• [Written task] Copy every line that contains the string "انتهى" from the entries below.
** BEGIN **
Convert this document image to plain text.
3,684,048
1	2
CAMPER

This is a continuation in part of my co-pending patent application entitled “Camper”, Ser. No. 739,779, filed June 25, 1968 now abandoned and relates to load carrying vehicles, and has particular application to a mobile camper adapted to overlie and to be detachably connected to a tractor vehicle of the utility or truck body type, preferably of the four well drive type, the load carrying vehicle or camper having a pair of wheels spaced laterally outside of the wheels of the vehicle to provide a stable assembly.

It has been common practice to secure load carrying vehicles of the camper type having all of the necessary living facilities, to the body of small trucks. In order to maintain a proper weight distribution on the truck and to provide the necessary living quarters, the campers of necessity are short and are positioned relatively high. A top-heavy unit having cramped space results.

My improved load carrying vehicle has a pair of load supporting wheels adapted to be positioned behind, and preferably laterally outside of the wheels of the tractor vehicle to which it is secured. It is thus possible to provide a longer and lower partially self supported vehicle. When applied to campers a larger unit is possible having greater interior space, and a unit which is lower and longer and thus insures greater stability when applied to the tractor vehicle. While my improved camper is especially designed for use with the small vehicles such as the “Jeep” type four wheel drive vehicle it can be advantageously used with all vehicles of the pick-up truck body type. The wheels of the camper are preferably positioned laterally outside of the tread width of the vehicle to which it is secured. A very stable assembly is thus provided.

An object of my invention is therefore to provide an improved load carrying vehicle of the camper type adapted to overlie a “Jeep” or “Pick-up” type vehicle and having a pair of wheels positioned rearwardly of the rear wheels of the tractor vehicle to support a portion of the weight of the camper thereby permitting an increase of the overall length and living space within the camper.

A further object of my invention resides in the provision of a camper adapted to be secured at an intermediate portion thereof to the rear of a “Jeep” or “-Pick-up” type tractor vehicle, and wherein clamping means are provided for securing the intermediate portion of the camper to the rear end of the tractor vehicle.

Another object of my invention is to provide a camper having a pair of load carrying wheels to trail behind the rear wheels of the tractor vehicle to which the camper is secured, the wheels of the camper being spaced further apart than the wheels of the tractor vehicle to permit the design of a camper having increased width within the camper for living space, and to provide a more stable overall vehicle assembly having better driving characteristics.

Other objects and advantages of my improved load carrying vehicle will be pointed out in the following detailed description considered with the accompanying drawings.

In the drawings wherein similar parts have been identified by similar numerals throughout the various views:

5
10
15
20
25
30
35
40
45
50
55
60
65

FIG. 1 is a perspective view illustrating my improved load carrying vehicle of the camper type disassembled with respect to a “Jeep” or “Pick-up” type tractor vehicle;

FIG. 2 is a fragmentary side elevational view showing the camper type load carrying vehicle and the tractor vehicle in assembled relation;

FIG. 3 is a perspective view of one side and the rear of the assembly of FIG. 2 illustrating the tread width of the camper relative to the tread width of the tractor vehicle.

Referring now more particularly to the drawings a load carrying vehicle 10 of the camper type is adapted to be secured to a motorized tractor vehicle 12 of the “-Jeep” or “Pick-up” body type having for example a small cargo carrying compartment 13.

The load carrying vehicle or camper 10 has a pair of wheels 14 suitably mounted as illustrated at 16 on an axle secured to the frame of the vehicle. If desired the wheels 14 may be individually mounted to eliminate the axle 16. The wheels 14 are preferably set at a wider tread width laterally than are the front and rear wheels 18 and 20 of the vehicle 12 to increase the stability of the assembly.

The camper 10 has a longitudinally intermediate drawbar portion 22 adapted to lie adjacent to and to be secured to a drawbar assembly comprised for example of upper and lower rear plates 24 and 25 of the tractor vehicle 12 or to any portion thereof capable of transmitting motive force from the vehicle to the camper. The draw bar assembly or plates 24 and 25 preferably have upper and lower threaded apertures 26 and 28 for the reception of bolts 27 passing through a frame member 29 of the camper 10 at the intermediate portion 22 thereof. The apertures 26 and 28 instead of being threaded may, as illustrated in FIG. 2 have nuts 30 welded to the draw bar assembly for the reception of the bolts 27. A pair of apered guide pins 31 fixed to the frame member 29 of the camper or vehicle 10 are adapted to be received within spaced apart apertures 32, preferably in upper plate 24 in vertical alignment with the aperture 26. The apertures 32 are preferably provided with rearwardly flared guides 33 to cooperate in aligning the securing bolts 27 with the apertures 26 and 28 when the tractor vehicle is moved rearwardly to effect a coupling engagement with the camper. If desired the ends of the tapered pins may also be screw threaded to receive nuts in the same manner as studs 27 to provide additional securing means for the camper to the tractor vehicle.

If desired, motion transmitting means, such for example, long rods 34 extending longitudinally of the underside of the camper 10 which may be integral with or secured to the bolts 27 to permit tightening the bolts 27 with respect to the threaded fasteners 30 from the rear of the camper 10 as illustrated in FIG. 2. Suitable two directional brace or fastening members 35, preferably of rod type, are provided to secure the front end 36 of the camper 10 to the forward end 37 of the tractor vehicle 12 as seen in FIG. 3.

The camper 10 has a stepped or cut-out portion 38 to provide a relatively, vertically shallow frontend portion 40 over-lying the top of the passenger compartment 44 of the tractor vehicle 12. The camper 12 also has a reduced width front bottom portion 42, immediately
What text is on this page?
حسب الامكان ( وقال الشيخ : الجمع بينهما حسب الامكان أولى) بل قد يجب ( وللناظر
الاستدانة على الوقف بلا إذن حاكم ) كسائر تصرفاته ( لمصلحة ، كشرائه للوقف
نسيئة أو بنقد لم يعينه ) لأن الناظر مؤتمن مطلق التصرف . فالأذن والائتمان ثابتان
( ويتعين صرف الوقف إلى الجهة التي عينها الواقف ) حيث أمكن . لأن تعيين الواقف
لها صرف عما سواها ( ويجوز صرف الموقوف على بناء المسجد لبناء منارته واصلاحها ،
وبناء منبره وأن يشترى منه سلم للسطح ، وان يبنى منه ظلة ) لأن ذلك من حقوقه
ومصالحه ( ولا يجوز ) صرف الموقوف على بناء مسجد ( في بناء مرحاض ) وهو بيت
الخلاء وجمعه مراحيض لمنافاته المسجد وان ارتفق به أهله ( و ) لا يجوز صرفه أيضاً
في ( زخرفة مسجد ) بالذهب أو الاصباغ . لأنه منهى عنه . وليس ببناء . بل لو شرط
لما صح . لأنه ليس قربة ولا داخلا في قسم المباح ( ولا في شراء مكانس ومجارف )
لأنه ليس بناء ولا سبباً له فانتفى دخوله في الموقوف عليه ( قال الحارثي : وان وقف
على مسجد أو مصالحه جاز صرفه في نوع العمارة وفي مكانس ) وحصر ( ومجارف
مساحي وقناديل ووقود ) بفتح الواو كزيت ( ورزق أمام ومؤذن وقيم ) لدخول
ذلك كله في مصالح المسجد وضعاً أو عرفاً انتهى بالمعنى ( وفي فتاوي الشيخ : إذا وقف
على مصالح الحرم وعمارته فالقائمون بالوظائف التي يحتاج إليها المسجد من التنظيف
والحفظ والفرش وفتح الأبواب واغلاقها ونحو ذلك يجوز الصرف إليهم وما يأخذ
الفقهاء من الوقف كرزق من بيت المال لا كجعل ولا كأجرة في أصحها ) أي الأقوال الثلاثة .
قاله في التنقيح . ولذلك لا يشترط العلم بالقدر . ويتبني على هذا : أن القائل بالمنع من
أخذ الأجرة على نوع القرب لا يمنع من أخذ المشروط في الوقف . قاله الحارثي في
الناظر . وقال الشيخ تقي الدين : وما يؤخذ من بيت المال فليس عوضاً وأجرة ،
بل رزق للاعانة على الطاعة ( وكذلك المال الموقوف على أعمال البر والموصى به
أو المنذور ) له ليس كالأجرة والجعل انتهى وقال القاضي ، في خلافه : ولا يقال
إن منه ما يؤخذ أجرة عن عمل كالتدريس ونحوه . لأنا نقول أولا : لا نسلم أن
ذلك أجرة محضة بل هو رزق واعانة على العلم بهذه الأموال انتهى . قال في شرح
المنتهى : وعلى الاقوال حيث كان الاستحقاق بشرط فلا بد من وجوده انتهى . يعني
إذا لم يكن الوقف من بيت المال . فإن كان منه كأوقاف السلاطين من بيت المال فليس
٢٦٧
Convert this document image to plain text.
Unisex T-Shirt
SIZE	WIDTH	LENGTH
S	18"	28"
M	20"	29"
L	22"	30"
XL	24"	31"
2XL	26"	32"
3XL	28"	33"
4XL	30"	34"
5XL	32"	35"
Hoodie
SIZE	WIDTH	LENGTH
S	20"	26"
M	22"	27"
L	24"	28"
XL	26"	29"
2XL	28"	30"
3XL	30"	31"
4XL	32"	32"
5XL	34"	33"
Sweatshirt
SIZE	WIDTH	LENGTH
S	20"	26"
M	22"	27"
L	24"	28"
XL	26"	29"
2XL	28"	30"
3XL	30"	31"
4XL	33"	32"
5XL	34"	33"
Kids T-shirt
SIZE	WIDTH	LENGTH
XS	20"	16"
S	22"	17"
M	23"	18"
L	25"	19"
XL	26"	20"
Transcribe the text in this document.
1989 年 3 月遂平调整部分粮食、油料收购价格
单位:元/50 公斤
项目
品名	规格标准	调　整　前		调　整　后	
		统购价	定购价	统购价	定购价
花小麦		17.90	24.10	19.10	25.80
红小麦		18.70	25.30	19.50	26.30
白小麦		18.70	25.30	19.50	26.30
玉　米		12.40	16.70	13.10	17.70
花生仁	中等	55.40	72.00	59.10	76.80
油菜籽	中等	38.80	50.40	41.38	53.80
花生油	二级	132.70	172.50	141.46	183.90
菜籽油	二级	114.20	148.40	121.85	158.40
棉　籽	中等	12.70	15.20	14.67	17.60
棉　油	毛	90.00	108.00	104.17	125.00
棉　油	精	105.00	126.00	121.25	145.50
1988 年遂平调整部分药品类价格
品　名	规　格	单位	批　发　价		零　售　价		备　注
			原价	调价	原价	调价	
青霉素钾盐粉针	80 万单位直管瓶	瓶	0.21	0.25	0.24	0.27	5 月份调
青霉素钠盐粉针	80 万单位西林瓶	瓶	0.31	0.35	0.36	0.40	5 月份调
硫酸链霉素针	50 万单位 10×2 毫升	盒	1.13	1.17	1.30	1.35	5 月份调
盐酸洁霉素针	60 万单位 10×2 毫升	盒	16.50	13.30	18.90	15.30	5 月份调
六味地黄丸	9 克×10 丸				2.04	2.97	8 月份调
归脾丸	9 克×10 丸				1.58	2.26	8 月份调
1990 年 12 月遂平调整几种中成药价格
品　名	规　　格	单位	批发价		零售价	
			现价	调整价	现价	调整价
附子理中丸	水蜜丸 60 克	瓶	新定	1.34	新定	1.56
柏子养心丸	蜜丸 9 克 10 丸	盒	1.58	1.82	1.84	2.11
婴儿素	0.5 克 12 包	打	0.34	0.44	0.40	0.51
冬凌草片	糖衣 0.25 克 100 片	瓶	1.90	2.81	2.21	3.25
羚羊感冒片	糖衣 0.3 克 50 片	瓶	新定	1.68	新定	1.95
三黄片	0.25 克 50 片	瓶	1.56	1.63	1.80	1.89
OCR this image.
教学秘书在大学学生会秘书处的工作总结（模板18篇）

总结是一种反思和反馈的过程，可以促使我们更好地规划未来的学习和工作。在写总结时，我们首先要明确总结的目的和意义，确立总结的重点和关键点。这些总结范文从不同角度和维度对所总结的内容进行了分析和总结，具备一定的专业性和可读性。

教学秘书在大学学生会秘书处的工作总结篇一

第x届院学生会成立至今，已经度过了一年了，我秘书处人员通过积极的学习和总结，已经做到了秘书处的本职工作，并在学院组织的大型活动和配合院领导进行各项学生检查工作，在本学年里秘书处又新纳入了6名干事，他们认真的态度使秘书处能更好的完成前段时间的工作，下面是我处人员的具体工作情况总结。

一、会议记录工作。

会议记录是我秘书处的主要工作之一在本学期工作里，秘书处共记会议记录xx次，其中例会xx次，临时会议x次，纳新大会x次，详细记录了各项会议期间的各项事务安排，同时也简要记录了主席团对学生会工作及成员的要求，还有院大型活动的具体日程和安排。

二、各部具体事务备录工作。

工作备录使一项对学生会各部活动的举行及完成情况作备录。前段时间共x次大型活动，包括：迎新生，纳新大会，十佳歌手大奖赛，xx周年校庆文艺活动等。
** END **
• [Completed task]
ذلك كله في مصالح المسجد وضعاً أو عرفاً انتهى بالمعنى ( وفي فتاوي الشيخ : إذا وقف
أو المنذور ) له ليس كالأجرة والجعل انتهى وقال القاضي ، في خلافه : ولا يقال
ذلك أجرة محضة بل هو رزق واعانة على العلم بهذه الأموال انتهى . قال في شرح
المنتهى : وعلى الاقوال حيث كان الاستحقاق بشرط فلا بد من وجوده انتهى . يعني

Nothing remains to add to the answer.